Dataset items
-- -- --

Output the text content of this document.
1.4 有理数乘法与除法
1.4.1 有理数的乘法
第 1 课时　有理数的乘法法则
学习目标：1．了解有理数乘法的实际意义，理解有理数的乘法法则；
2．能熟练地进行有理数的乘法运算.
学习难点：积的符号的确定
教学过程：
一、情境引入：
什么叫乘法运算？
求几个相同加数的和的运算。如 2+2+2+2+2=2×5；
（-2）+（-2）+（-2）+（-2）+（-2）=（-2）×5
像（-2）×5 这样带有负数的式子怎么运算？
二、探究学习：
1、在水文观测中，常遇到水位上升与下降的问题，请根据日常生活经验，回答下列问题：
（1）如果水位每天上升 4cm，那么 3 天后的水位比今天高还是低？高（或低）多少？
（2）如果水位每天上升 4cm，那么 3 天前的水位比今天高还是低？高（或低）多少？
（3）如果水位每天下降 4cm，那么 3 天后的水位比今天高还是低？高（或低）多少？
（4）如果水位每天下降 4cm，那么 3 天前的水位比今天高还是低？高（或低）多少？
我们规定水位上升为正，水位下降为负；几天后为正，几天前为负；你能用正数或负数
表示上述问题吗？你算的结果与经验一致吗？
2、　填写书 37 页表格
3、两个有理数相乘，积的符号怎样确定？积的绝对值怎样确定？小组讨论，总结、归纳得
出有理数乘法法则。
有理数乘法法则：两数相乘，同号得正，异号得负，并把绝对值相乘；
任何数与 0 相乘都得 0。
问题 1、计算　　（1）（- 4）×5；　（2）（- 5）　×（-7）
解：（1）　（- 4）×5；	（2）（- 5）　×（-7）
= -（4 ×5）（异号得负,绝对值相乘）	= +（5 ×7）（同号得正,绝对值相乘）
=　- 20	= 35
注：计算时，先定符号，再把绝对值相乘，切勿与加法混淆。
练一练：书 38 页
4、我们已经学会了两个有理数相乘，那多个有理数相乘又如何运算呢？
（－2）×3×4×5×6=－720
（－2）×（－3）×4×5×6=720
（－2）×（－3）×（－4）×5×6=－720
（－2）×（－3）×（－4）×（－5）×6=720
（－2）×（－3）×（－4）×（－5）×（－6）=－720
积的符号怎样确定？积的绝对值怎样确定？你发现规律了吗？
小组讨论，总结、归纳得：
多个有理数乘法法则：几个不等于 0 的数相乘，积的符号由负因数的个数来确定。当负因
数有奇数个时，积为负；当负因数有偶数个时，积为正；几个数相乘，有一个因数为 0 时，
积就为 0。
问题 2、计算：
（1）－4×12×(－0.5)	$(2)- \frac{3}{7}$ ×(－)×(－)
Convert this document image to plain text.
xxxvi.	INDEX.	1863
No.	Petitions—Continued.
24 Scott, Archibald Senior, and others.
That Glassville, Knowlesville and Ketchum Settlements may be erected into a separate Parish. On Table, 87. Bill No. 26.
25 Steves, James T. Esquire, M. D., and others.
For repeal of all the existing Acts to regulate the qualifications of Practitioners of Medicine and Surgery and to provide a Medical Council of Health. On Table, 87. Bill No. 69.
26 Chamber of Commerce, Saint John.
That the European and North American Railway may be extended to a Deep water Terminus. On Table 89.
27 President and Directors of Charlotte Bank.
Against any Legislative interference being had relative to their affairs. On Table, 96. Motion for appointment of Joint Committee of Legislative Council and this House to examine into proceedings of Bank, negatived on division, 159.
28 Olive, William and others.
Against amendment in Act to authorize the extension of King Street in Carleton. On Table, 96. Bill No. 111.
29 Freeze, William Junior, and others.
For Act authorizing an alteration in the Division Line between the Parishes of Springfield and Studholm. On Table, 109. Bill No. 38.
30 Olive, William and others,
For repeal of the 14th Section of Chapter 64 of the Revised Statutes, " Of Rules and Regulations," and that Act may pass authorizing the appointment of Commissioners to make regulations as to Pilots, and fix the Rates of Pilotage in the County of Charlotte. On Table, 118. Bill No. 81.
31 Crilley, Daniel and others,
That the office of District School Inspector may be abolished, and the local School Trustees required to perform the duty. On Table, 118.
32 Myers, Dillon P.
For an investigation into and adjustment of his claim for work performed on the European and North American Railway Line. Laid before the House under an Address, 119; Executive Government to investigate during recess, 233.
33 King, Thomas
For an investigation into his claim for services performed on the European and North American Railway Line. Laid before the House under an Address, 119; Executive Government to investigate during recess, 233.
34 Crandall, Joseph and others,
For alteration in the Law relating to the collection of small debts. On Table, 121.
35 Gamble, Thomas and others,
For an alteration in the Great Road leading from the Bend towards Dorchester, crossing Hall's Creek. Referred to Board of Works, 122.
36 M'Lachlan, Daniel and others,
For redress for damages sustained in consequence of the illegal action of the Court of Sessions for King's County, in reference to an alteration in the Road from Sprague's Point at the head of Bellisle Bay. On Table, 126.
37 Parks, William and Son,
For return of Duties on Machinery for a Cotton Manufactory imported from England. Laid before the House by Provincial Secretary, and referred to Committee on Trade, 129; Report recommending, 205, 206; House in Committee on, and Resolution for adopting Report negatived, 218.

-- -- --

Everything in the listing above should be restated exactly.

* Correct output:
Output the text content of this document.
1.4 有理数乘法与除法
1.4.1 有理数的乘法
第 1 课时　有理数的乘法法则
学习目标：1．了解有理数乘法的实际意义，理解有理数的乘法法则；
2．能熟练地进行有理数的乘法运算.
学习难点：积的符号的确定
教学过程：
一、情境引入：
什么叫乘法运算？
求几个相同加数的和的运算。如 2+2+2+2+2=2×5；
（-2）+（-2）+（-2）+（-2）+（-2）=（-2）×5
像（-2）×5 这样带有负数的式子怎么运算？
二、探究学习：
1、在水文观测中，常遇到水位上升与下降的问题，请根据日常生活经验，回答下列问题：
（1）如果水位每天上升 4cm，那么 3 天后的水位比今天高还是低？高（或低）多少？
（2）如果水位每天上升 4cm，那么 3 天前的水位比今天高还是低？高（或低）多少？
（3）如果水位每天下降 4cm，那么 3 天后的水位比今天高还是低？高（或低）多少？
（4）如果水位每天下降 4cm，那么 3 天前的水位比今天高还是低？高（或低）多少？
我们规定水位上升为正，水位下降为负；几天后为正，几天前为负；你能用正数或负数
表示上述问题吗？你算的结果与经验一致吗？
2、　填写书 37 页表格
3、两个有理数相乘，积的符号怎样确定？积的绝对值怎样确定？小组讨论，总结、归纳得
出有理数乘法法则。
有理数乘法法则：两数相乘，同号得正，异号得负，并把绝对值相乘；
任何数与 0 相乘都得 0。
问题 1、计算　　（1）（- 4）×5；　（2）（- 5）　×（-7）
解：（1）　（- 4）×5；	（2）（- 5）　×（-7）
= -（4 ×5）（异号得负,绝对值相乘）	= +（5 ×7）（同号得正,绝对值相乘）
=　- 20	= 35
注：计算时，先定符号，再把绝对值相乘，切勿与加法混淆。
练一练：书 38 页
4、我们已经学会了两个有理数相乘，那多个有理数相乘又如何运算呢？
（－2）×3×4×5×6=－720
（－2）×（－3）×4×5×6=720
（－2）×（－3）×（－4）×5×6=－720
（－2）×（－3）×（－4）×（－5）×6=720
（－2）×（－3）×（－4）×（－5）×（－6）=－720
积的符号怎样确定？积的绝对值怎样确定？你发现规律了吗？
小组讨论，总结、归纳得：
多个有理数乘法法则：几个不等于 0 的数相乘，积的符号由负因数的个数来确定。当负因
数有奇数个时，积为负；当负因数有偶数个时，积为正；几个数相乘，有一个因数为 0 时，
积就为 0。
问题 2、计算：
（1）－4×12×(－0.5)	$(2)- \frac{3}{7}$ ×(－)×(－)
Convert this document image to plain text.
xxxvi.	INDEX.	1863
No.	Petitions—Continued.
24 Scott, Archibald Senior, and others.
That Glassville, Knowlesville and Ketchum Settlements may be erected into a separate Parish. On Table, 87. Bill No. 26.
25 Steves, James T. Esquire, M. D., and others.
For repeal of all the existing Acts to regulate the qualifications of Practitioners of Medicine and Surgery and to provide a Medical Council of Health. On Table, 87. Bill No. 69.
26 Chamber of Commerce, Saint John.
That the European and North American Railway may be extended to a Deep water Terminus. On Table 89.
27 President and Directors of Charlotte Bank.
Against any Legislative interference being had relative to their affairs. On Table, 96. Motion for appointment of Joint Committee of Legislative Council and this House to examine into proceedings of Bank, negatived on division, 159.
28 Olive, William and others.
Against amendment in Act to authorize the extension of King Street in Carleton. On Table, 96. Bill No. 111.
29 Freeze, William Junior, and others.
For Act authorizing an alteration in the Division Line between the Parishes of Springfield and Studholm. On Table, 109. Bill No. 38.
30 Olive, William and others,
For repeal of the 14th Section of Chapter 64 of the Revised Statutes, " Of Rules and Regulations," and that Act may pass authorizing the appointment of Commissioners to make regulations as to Pilots, and fix the Rates of Pilotage in the County of Charlotte. On Table, 118. Bill No. 81.
31 Crilley, Daniel and others,
That the office of District School Inspector may be abolished, and the local School Trustees required to perform the duty. On Table, 118.
32 Myers, Dillon P.
For an investigation into and adjustment of his claim for work performed on the European and North American Railway Line. Laid before the House under an Address, 119; Executive Government to investigate during recess, 233.
33 King, Thomas
For an investigation into his claim for services performed on the European and North American Railway Line. Laid before the House under an Address, 119; Executive Government to investigate during recess, 233.
34 Crandall, Joseph and others,
For alteration in the Law relating to the collection of small debts. On Table, 121.
35 Gamble, Thomas and others,
For an alteration in the Great Road leading from the Bend towards Dorchester, crossing Hall's Creek. Referred to Board of Works, 122.
36 M'Lachlan, Daniel and others,
For redress for damages sustained in consequence of the illegal action of the Court of Sessions for King's County, in reference to an alteration in the Road from Sprague's Point at the head of Bellisle Bay. On Table, 126.
37 Parks, William and Son,
For return of Duties on Machinery for a Cotton Manufactory imported from England. Laid before the House by Provincial Secretary, and referred to Committee on Trade, 129; Report recommending, 205, 206; House in Committee on, and Resolution for adopting Report negatived, 218.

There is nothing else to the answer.